**Exercise description**
Every line with the string "symmetry" should be gathered.

**Collection entries**
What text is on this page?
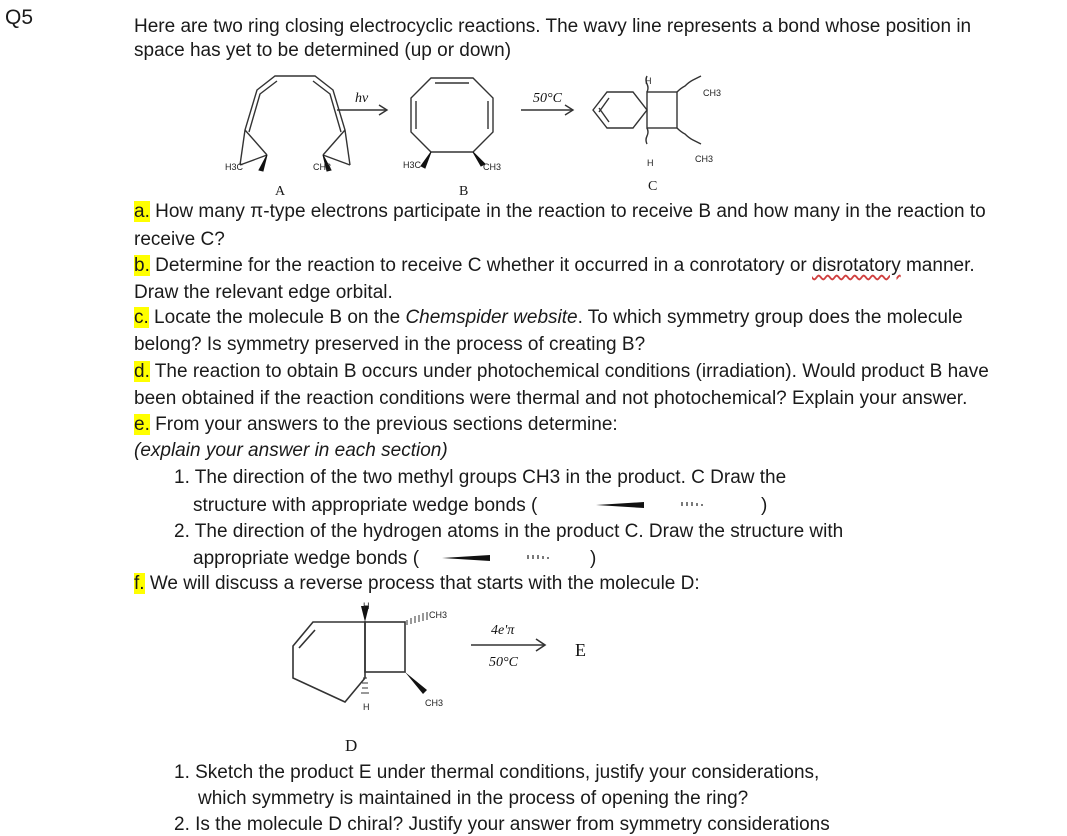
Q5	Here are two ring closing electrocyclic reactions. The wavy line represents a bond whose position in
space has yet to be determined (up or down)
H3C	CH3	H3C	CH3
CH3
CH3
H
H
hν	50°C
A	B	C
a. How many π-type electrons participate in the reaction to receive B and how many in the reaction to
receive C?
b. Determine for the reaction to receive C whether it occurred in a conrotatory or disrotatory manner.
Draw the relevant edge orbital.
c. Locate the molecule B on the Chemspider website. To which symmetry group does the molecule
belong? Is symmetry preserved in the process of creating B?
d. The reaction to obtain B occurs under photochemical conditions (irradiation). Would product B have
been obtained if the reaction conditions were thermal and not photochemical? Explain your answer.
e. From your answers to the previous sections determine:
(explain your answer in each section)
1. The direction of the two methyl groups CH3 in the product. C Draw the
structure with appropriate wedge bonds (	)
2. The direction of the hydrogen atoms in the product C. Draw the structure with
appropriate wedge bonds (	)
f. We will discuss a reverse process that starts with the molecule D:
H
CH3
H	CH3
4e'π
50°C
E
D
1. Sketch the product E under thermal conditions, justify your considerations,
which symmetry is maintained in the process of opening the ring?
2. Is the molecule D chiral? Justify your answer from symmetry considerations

**Task solution**
c. Locate the molecule B on the Chemspider website. To which symmetry group does the molecule
belong? Is symmetry preserved in the process of creating B?
which symmetry is maintained in the process of opening the ring?
2. Is the molecule D chiral? Justify your answer from symmetry considerations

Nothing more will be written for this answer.